Given request
Locate each line in the entries below that contains the word "Nunca", and copy those lines in full.

BEGIN

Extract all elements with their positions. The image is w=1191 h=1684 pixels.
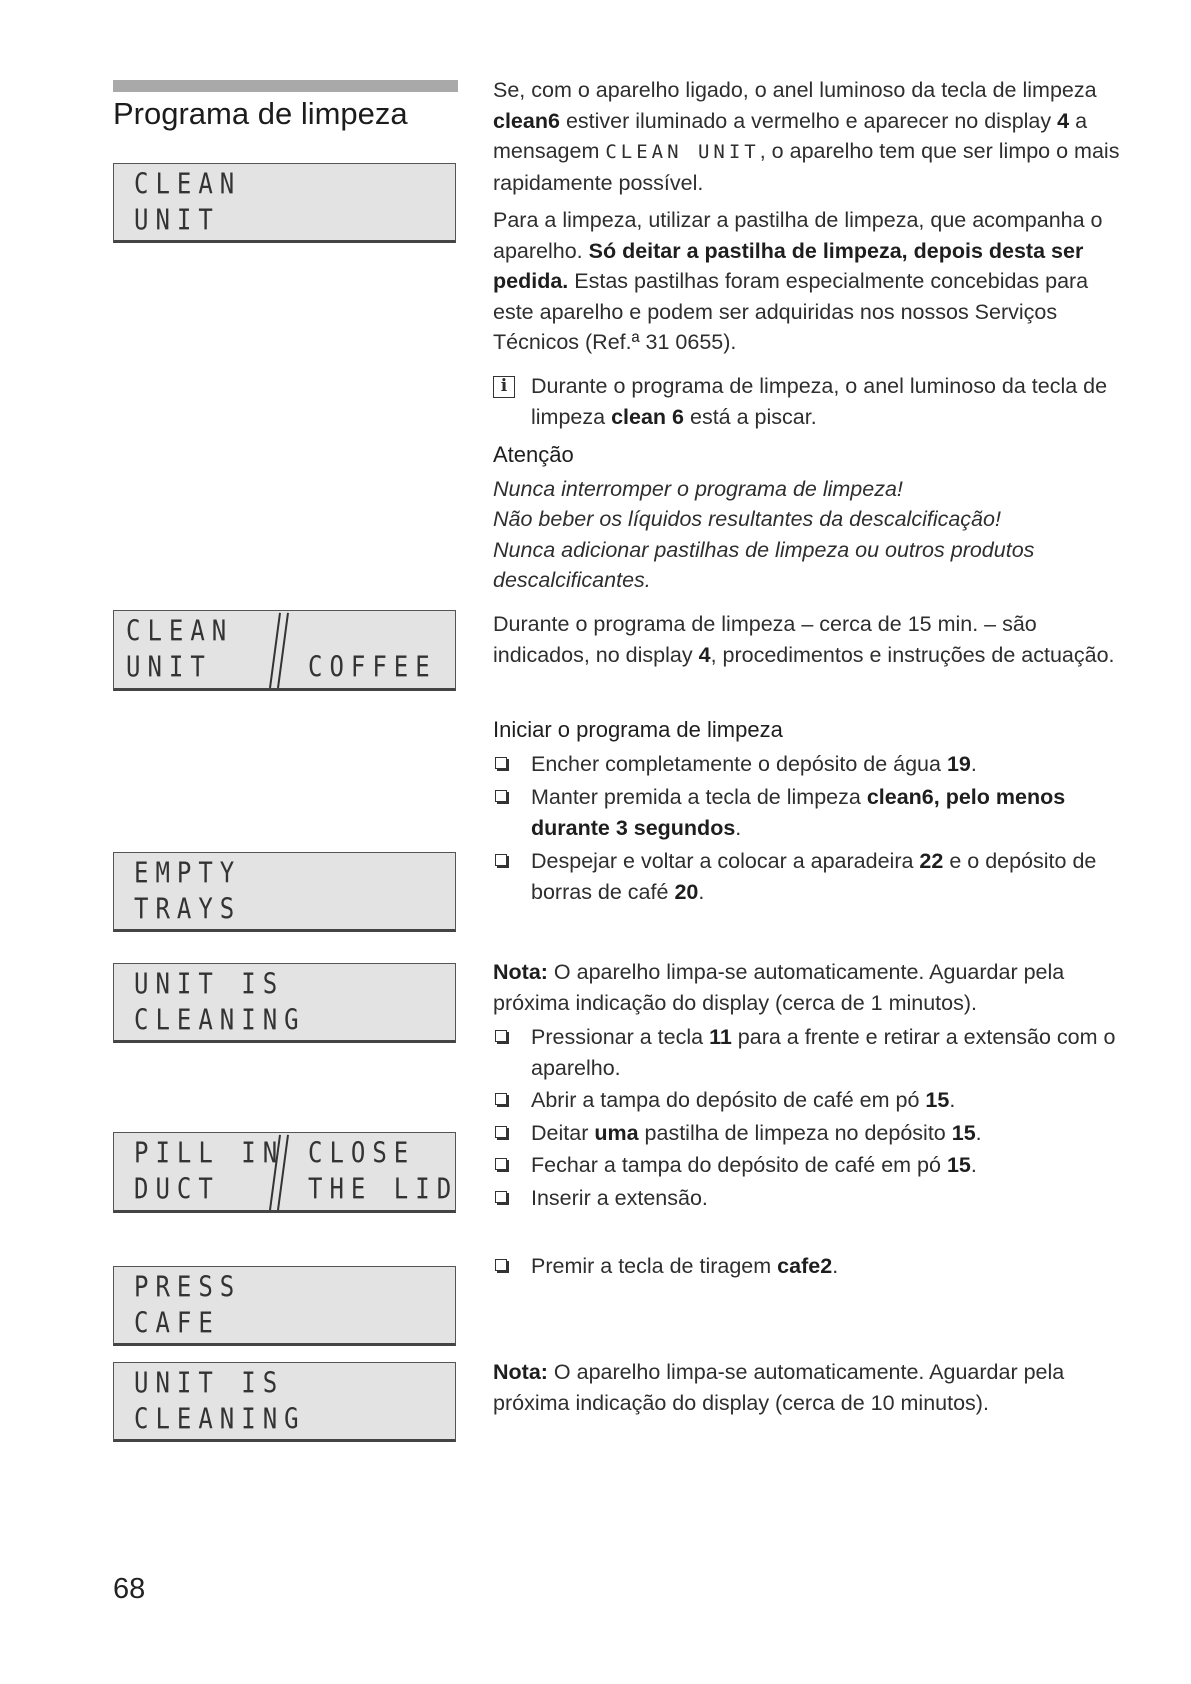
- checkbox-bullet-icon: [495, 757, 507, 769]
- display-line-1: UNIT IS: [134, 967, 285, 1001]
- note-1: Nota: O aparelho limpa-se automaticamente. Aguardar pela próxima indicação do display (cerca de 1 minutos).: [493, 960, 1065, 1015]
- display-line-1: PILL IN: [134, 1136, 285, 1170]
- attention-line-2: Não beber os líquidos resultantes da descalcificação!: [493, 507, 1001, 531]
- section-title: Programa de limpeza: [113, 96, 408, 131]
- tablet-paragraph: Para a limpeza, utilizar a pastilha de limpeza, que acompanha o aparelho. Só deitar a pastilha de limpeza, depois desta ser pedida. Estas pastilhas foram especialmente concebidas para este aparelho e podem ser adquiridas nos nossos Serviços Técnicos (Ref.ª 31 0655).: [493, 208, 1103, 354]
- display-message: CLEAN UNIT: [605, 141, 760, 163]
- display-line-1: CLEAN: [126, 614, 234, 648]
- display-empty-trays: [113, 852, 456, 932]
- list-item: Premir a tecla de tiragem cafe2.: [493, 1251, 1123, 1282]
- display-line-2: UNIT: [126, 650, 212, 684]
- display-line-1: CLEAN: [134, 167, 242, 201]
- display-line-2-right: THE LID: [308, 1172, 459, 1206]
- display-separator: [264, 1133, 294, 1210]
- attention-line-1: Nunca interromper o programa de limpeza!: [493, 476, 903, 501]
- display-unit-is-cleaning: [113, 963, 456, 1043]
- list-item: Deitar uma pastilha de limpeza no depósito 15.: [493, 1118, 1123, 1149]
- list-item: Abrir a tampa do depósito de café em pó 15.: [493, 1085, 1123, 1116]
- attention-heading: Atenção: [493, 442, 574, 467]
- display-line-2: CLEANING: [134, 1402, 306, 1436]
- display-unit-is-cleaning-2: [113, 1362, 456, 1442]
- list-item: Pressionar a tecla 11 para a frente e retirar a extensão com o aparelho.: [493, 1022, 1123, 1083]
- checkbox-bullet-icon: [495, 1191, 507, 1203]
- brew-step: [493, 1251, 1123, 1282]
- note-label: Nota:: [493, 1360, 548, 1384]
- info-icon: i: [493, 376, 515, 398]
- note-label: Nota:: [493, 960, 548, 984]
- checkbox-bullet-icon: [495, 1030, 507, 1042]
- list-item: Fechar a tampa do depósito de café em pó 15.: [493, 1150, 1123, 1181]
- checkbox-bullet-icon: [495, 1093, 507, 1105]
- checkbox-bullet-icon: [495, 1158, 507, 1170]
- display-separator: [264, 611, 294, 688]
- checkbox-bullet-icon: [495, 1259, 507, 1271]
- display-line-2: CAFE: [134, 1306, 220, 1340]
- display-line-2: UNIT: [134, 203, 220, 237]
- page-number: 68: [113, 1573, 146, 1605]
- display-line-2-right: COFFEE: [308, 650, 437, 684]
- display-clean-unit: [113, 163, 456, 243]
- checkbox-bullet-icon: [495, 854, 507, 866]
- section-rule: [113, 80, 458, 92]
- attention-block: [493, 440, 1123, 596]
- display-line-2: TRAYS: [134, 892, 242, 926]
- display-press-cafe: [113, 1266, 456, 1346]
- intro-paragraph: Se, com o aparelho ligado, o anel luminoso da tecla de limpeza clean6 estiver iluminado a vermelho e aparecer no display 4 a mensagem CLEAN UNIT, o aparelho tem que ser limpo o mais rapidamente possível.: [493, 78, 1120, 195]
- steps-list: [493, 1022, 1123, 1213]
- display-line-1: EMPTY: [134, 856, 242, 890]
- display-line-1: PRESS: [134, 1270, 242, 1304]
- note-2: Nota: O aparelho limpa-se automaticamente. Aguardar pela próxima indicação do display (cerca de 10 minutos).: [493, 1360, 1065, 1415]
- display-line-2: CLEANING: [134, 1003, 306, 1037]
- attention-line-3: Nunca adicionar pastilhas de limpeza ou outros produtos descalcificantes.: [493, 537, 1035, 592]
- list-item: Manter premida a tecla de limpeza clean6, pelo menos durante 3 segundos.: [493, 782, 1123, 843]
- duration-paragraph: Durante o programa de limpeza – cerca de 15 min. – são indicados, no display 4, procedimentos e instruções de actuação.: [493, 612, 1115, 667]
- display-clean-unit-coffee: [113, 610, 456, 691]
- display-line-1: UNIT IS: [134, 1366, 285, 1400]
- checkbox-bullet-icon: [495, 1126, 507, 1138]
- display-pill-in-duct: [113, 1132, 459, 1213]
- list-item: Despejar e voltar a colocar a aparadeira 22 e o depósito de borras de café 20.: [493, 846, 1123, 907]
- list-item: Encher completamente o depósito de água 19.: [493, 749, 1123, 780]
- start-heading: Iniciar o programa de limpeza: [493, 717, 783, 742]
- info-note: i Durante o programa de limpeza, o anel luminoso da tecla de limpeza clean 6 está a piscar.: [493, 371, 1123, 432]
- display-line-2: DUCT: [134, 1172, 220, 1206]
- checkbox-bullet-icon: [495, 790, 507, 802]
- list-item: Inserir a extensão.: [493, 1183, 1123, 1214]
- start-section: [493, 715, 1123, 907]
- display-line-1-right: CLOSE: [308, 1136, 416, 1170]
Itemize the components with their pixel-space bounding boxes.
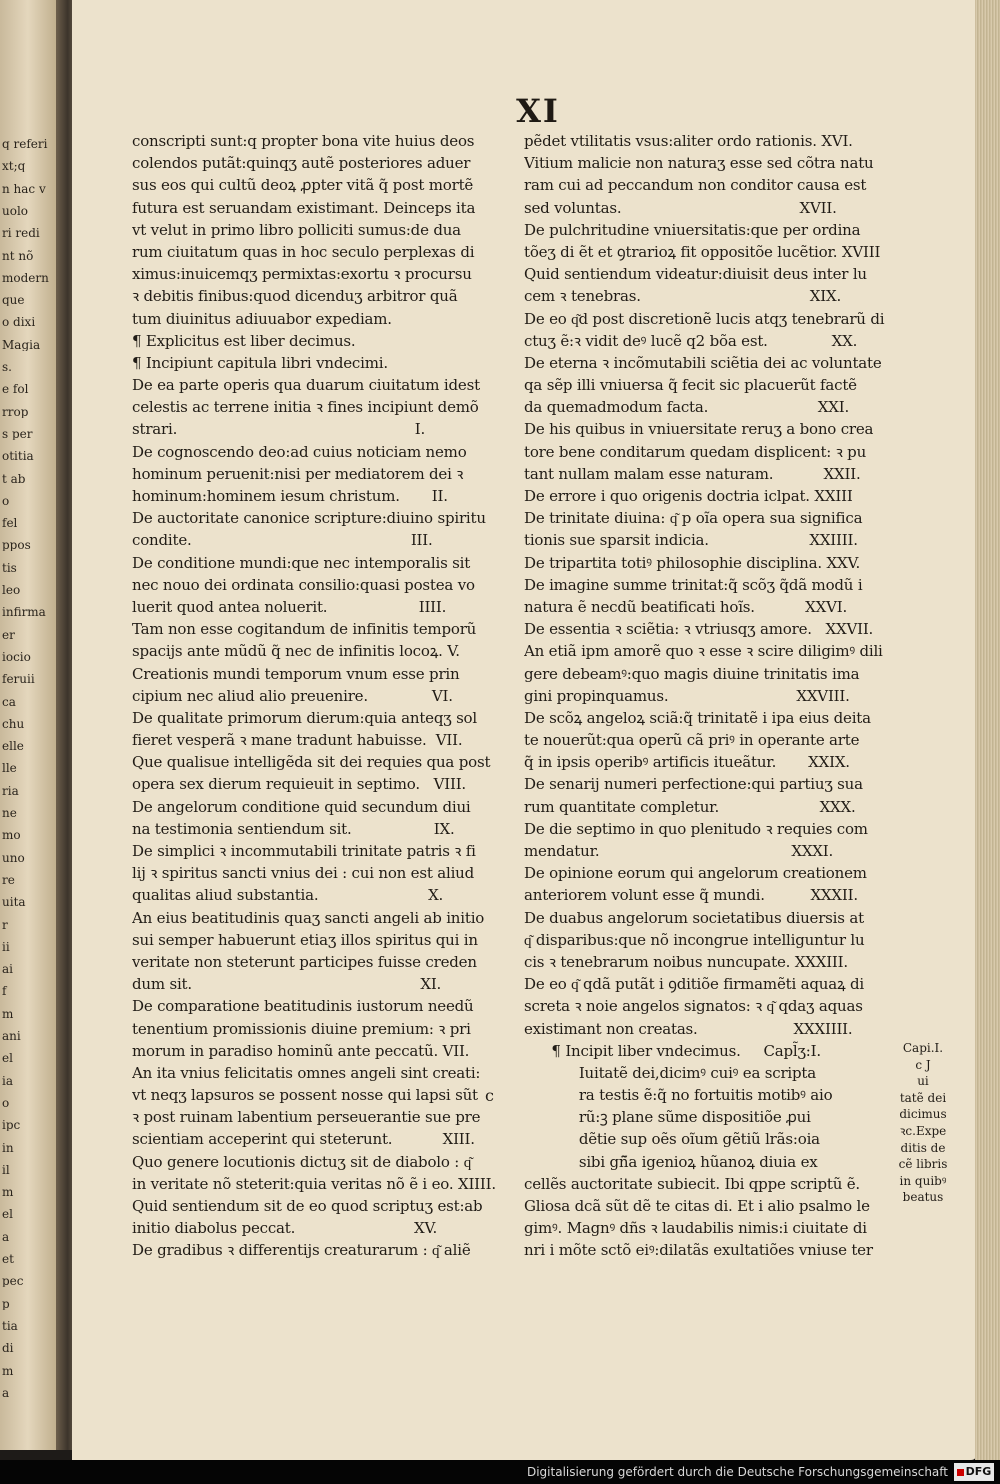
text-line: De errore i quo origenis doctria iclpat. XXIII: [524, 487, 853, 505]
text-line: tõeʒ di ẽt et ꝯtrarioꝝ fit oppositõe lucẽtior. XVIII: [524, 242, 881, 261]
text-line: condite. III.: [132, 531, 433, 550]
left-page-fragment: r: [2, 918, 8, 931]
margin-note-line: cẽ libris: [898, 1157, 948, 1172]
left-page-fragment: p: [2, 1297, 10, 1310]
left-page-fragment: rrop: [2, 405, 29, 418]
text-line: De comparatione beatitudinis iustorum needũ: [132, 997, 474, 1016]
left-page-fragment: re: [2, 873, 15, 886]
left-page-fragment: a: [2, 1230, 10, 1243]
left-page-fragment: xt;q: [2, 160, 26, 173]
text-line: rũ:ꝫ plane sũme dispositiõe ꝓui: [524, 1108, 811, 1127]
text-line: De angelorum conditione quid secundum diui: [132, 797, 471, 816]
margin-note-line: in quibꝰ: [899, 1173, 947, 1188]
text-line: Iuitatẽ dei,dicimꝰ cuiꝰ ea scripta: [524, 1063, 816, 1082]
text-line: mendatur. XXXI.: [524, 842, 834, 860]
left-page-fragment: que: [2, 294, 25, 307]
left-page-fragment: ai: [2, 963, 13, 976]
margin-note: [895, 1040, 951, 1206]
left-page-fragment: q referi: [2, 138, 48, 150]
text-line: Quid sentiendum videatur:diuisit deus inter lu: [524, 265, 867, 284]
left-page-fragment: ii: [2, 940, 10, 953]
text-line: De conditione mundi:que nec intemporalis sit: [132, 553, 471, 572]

END

Solution for this task
- attention-line-1: Nunca interromper o programa de limpeza!: [493, 476, 903, 501]
- attention-line-3: Nunca adicionar pastilhas de limpeza ou outros produtos descalcificantes.: [493, 537, 1035, 592]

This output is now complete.